___ Records for this task
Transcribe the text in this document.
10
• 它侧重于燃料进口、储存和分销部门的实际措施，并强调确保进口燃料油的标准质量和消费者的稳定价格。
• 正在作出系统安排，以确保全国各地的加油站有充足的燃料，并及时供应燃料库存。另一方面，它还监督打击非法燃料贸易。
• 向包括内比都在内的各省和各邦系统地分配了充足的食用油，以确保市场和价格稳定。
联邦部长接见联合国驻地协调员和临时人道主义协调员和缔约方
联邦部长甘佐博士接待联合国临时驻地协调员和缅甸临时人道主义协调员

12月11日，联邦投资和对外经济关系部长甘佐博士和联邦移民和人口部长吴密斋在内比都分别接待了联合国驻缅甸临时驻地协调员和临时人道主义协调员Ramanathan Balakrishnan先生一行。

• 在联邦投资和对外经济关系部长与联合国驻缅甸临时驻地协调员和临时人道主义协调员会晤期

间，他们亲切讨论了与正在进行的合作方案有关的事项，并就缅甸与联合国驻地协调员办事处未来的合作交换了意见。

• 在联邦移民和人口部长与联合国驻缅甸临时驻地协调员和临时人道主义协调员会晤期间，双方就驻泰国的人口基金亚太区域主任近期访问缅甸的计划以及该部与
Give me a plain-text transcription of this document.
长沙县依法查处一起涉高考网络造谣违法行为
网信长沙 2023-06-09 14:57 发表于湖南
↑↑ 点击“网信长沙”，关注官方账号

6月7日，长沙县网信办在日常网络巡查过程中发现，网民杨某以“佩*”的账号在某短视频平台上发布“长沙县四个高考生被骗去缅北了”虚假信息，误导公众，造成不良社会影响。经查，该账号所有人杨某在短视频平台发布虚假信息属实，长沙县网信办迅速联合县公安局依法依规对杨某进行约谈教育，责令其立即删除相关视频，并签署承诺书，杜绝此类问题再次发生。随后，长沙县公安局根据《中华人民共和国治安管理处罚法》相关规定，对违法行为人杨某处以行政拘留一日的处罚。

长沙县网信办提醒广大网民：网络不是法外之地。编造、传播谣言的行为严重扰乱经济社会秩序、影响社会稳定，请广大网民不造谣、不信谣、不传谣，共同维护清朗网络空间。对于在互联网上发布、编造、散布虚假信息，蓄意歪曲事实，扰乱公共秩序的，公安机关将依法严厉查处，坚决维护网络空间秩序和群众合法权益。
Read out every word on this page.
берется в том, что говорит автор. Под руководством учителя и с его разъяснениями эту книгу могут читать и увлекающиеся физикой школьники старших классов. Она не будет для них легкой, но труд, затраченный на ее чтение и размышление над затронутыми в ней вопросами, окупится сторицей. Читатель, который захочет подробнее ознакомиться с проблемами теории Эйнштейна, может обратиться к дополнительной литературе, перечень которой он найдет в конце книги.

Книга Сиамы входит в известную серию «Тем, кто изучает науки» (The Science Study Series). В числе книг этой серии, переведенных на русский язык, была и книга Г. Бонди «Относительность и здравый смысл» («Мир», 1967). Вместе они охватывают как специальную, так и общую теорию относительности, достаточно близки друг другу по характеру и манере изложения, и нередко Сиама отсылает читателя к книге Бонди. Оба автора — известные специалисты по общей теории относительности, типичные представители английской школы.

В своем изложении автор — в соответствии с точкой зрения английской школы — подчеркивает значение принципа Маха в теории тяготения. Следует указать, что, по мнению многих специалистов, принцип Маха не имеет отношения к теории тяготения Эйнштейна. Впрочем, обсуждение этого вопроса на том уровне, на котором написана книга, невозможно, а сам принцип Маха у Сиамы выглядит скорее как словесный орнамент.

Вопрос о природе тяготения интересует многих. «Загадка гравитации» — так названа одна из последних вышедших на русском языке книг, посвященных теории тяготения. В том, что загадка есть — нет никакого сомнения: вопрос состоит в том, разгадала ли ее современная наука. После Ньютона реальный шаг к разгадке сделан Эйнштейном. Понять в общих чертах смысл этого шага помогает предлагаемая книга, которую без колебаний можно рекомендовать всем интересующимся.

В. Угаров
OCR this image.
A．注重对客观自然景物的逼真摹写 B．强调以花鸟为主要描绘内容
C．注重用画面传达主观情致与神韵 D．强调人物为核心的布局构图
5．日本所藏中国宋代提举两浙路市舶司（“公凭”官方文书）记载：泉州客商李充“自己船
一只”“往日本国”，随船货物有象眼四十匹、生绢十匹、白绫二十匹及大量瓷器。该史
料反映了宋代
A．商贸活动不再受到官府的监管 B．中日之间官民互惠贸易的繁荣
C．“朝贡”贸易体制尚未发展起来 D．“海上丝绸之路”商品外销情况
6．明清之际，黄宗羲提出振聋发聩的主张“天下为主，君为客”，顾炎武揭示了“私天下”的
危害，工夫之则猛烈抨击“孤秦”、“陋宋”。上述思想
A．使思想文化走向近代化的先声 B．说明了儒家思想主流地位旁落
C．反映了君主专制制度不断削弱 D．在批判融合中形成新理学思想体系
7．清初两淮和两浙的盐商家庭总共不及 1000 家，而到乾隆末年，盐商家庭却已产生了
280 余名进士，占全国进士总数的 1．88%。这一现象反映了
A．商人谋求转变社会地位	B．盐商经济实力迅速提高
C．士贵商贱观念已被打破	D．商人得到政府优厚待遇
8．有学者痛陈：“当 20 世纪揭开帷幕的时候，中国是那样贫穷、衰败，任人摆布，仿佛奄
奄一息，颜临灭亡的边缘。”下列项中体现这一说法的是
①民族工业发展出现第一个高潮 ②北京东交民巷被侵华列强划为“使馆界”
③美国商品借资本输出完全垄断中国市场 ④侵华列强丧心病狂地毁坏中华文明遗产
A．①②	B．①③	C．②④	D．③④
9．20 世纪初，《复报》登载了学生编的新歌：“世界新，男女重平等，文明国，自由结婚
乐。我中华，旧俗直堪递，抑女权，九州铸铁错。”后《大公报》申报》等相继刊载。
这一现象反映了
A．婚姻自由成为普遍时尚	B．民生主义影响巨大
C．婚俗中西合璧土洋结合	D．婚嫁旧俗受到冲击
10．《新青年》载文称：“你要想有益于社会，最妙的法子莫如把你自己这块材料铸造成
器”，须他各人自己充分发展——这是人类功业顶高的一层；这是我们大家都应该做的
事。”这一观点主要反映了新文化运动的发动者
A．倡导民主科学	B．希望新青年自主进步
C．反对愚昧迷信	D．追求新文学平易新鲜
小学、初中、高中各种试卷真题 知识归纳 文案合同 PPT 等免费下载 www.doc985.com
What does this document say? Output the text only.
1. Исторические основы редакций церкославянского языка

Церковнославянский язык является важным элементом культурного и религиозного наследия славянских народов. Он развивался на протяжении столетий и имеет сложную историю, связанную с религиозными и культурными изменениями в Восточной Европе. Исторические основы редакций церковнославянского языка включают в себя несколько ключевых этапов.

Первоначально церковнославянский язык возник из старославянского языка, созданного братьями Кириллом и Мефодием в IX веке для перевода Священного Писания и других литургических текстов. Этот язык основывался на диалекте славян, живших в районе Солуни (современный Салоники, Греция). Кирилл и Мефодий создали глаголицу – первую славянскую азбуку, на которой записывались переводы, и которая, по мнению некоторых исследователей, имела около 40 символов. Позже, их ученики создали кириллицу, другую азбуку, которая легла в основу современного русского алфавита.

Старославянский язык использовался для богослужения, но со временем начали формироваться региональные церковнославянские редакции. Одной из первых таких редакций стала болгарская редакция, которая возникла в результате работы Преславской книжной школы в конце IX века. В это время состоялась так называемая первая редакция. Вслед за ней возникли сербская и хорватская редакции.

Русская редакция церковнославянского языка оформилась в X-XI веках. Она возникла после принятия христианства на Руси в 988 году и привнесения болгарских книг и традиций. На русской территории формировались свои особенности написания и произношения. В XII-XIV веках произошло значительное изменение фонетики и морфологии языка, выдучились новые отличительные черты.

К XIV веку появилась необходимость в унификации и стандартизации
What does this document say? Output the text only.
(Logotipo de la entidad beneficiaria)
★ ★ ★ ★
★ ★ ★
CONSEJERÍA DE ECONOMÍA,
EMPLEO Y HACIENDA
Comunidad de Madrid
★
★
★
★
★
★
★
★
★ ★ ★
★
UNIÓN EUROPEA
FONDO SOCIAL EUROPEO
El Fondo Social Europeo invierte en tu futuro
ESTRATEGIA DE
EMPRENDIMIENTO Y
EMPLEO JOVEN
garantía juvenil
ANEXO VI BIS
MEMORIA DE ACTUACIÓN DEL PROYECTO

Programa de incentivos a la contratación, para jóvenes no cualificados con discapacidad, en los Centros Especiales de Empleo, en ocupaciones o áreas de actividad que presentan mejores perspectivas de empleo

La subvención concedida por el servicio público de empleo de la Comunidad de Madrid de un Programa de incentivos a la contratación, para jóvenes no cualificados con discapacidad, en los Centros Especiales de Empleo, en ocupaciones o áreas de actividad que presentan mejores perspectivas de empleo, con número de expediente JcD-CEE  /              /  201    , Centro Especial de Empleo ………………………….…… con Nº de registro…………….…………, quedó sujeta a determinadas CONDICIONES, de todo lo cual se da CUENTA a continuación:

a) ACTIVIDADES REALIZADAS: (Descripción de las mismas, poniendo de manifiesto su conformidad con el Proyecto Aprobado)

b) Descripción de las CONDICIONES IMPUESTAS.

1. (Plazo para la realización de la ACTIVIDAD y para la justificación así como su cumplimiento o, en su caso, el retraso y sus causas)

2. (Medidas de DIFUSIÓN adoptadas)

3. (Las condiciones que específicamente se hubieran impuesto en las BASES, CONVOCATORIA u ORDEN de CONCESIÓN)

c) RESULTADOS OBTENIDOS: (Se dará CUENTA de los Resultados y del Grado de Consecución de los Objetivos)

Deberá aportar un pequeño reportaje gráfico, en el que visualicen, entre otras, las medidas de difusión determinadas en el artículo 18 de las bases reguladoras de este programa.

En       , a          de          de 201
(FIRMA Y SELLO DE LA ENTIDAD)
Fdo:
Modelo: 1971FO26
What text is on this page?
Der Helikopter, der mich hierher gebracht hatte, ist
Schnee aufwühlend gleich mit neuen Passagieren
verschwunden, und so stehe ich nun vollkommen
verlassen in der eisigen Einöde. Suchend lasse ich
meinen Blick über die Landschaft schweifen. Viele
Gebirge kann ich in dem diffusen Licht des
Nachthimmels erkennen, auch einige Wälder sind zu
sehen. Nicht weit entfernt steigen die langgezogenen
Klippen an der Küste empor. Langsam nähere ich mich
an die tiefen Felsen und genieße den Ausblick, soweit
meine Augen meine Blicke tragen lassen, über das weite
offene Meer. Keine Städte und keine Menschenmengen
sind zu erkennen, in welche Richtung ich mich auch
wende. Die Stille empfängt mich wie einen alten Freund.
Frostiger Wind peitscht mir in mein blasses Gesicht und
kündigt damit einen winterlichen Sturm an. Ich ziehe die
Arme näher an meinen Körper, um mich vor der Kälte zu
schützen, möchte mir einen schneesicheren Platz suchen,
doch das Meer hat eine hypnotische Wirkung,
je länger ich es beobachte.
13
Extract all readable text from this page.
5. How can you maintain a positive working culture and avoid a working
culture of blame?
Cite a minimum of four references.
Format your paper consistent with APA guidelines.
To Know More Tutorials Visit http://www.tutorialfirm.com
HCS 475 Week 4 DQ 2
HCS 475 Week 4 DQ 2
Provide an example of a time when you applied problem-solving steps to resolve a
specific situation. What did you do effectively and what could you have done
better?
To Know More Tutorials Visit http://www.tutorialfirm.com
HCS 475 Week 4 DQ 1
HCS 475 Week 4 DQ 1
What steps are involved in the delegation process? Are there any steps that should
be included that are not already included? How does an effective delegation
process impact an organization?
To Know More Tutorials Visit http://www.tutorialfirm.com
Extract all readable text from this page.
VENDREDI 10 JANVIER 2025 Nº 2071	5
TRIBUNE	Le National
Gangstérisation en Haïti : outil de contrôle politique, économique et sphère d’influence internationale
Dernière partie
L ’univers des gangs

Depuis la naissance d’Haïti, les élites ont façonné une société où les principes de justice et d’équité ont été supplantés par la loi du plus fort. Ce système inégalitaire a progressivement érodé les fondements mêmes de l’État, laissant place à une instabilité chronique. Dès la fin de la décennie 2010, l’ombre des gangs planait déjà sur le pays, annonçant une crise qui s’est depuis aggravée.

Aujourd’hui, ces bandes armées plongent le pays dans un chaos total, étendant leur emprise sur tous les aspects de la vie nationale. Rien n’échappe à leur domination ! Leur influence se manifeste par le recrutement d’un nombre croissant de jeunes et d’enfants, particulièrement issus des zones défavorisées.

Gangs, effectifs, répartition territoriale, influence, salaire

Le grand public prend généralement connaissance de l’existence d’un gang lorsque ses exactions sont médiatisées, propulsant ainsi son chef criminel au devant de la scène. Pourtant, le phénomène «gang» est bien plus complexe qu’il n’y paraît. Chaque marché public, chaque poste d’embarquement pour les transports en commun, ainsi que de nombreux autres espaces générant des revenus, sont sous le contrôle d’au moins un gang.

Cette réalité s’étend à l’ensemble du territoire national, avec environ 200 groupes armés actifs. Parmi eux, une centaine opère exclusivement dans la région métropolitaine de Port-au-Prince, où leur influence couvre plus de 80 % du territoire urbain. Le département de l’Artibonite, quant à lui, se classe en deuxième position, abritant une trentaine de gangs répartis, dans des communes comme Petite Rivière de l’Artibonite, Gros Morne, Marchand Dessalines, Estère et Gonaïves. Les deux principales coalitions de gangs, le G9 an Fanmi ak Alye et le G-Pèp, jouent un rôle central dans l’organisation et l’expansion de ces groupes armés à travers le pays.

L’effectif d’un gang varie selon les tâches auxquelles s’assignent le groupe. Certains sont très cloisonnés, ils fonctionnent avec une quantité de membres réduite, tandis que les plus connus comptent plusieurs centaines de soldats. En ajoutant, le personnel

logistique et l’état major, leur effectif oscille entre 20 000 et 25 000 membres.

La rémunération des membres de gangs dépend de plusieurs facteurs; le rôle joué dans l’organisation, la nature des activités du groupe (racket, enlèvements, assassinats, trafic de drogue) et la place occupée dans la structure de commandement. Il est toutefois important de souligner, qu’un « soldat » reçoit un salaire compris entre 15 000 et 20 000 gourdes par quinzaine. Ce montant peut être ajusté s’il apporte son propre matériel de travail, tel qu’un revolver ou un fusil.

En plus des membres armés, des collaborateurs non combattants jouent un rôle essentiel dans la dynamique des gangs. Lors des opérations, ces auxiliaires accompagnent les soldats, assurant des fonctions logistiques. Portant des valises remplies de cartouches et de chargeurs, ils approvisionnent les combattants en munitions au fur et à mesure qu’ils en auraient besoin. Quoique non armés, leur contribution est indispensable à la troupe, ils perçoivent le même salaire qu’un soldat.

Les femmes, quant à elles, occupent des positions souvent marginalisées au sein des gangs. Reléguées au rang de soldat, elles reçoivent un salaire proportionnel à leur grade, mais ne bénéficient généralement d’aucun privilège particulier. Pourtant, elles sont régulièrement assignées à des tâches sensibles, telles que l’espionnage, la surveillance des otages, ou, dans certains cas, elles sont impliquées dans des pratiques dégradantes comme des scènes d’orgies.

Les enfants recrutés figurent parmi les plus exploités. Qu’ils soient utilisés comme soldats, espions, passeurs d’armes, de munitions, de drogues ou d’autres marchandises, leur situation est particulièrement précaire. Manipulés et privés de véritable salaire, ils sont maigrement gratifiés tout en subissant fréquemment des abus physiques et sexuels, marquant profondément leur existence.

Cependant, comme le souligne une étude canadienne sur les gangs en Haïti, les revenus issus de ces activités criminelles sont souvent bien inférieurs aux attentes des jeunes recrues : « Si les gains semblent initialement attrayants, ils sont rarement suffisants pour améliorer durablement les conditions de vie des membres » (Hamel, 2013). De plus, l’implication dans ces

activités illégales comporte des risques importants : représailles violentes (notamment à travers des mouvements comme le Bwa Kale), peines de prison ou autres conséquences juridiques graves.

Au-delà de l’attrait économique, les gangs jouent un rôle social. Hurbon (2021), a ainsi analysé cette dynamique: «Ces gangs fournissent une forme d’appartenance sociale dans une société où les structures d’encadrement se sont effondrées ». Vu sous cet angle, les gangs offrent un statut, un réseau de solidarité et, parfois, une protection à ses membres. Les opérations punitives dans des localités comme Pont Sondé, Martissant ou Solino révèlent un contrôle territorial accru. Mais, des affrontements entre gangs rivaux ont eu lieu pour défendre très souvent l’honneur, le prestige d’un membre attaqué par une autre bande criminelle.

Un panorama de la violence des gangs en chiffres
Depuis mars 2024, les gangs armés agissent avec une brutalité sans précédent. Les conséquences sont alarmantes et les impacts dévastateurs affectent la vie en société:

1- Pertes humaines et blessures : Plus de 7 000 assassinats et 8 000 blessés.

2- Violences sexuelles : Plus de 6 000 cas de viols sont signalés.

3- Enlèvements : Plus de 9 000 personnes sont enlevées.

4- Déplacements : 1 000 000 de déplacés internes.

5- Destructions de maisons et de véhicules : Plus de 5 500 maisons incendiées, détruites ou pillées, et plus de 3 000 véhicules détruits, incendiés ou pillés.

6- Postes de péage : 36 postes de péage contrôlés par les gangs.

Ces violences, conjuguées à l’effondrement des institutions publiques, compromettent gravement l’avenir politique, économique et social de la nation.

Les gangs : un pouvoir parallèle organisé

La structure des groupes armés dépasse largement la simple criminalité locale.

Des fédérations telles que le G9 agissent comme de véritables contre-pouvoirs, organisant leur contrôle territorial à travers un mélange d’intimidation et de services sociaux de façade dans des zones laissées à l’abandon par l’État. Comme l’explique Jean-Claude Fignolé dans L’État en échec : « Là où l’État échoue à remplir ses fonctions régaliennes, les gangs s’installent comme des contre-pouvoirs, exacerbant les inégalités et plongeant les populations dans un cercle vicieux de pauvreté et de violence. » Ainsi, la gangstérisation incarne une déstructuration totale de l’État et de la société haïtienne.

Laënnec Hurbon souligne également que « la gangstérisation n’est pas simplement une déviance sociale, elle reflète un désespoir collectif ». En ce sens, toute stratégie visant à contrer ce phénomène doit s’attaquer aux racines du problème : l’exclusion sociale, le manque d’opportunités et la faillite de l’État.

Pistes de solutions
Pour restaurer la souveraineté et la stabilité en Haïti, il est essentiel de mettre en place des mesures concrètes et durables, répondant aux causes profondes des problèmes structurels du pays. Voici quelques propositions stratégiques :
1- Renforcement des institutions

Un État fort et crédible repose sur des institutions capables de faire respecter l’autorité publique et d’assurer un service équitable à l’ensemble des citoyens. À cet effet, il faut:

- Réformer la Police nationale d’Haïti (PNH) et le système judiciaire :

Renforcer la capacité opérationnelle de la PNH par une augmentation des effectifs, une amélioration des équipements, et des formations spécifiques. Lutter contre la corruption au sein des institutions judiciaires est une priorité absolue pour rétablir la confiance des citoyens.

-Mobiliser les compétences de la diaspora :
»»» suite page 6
______
Exercise — Count every line in the data that contains the word "perspectivas", then give that count and nothing else.

Solution to the problem — 2